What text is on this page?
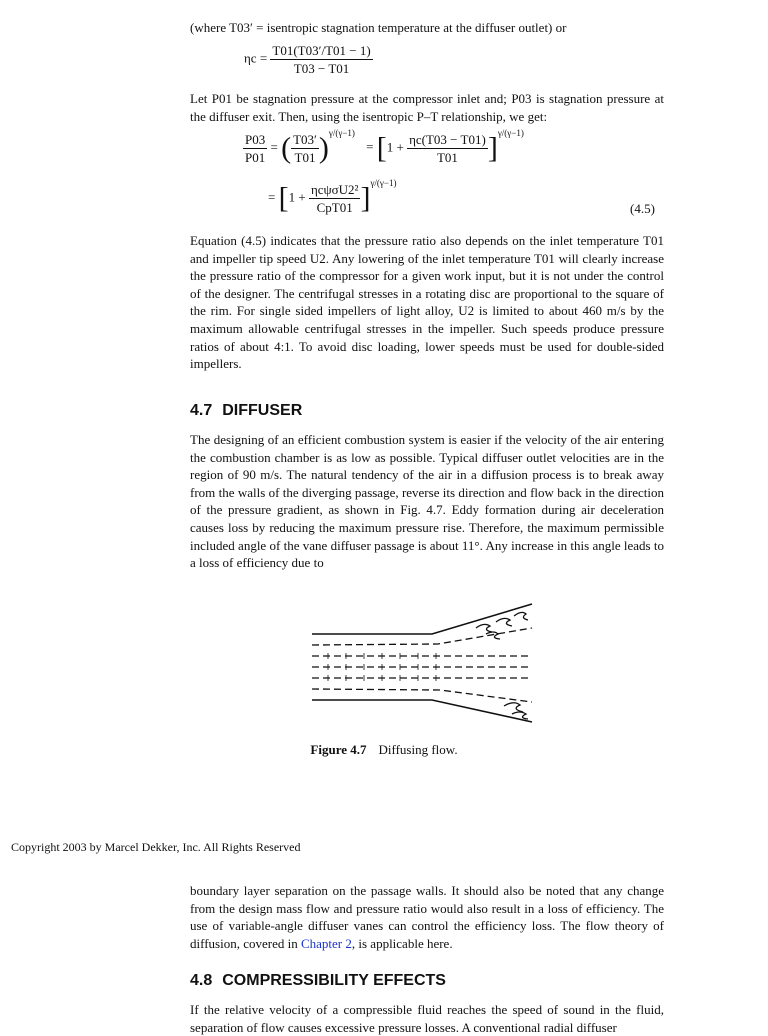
(where T03′ = isentropic stagnation temperature at the diffuser outlet) or
$\eta c = \frac{T01(T03'/T01 - 1)}{T03 - T01}$
Let P01 be stagnation pressure at the compressor inlet and; P03 is stagnation pressure at the diffuser exit. Then, using the isentropic P–T relationship, we get:
$\frac{P03}{P01}$ = ( $\frac{T03'}{T01} )^{\gamma/(\gamma-1)} = [1 + \frac{\eta c(T03 - T01)}{T01} ]^{\gamma/(\gamma-1)}$
= $[1 + \frac{\text{ηcψσU2²}}{\text{CpT01}} ]^{\gamma/(\gamma-1)}$
(4.5)
Equation (4.5) indicates that the pressure ratio also depends on the inlet temperature T01 and impeller tip speed U2. Any lowering of the inlet temperature T01 will clearly increase the pressure ratio of the compressor for a given work input, but it is not under the control of the designer. The centrifugal stresses in a rotating disc are proportional to the square of the rim. For single sided impellers of light alloy, U2 is limited to about 460 m/s by the maximum allowable centrifugal stresses in the impeller. Such speeds produce pressure ratios of about 4:1. To avoid disc loading, lower speeds must be used for double-sided impellers.
4.7 DIFFUSER
The designing of an efficient combustion system is easier if the velocity of the air entering the combustion chamber is as low as possible. Typical diffuser outlet velocities are in the region of 90 m/s. The natural tendency of the air in a diffusion process is to break away from the walls of the diverging passage, reverse its direction and flow back in the direction of the pressure gradient, as shown in Fig. 4.7. Eddy formation during air deceleration causes loss by reducing the maximum pressure rise. Therefore, the maximum permissible included angle of the vane diffuser passage is about 11°. Any increase in this angle leads to a loss of efficiency due to
Figure 4.7 Diffusing flow.
Copyright 2003 by Marcel Dekker, Inc. All Rights Reserved
boundary layer separation on the passage walls. It should also be noted that any change from the design mass flow and pressure ratio would also result in a loss of efficiency. The use of variable-angle diffuser vanes can control the efficiency loss. The flow theory of diffusion, covered in Chapter 2, is applicable here.
4.8 COMPRESSIBILITY EFFECTS
If the relative velocity of a compressible fluid reaches the speed of sound in the fluid, separation of flow causes excessive pressure losses. A conventional radial diffuser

___

Leave out all pictures, then copy the remaining material exactly.

What text is on this page?
(where T03′ = isentropic stagnation temperature at the diffuser outlet) or
$\eta c = \frac{T01(T03'/T01 - 1)}{T03 - T01}$
Let P01 be stagnation pressure at the compressor inlet and; P03 is stagnation pressure at the diffuser exit. Then, using the isentropic P–T relationship, we get:
$\frac{P03}{P01}$ = ( $\frac{T03'}{T01} )^{\gamma/(\gamma-1)} = [1 + \frac{\eta c(T03 - T01)}{T01} ]^{\gamma/(\gamma-1)}$
= $[1 + \frac{\text{ηcψσU2²}}{\text{CpT01}} ]^{\gamma/(\gamma-1)}$
(4.5)
Equation (4.5) indicates that the pressure ratio also depends on the inlet temperature T01 and impeller tip speed U2. Any lowering of the inlet temperature T01 will clearly increase the pressure ratio of the compressor for a given work input, but it is not under the control of the designer. The centrifugal stresses in a rotating disc are proportional to the square of the rim. For single sided impellers of light alloy, U2 is limited to about 460 m/s by the maximum allowable centrifugal stresses in the impeller. Such speeds produce pressure ratios of about 4:1. To avoid disc loading, lower speeds must be used for double-sided impellers.
4.7 DIFFUSER
The designing of an efficient combustion system is easier if the velocity of the air entering the combustion chamber is as low as possible. Typical diffuser outlet velocities are in the region of 90 m/s. The natural tendency of the air in a diffusion process is to break away from the walls of the diverging passage, reverse its direction and flow back in the direction of the pressure gradient, as shown in Fig. 4.7. Eddy formation during air deceleration causes loss by reducing the maximum pressure rise. Therefore, the maximum permissible included angle of the vane diffuser passage is about 11°. Any increase in this angle leads to a loss of efficiency due to
Figure 4.7 Diffusing flow.
Copyright 2003 by Marcel Dekker, Inc. All Rights Reserved
boundary layer separation on the passage walls. It should also be noted that any change from the design mass flow and pressure ratio would also result in a loss of efficiency. The use of variable-angle diffuser vanes can control the efficiency loss. The flow theory of diffusion, covered in Chapter 2, is applicable here.
4.8 COMPRESSIBILITY EFFECTS
If the relative velocity of a compressible fluid reaches the speed of sound in the fluid, separation of flow causes excessive pressure losses. A conventional radial diffuser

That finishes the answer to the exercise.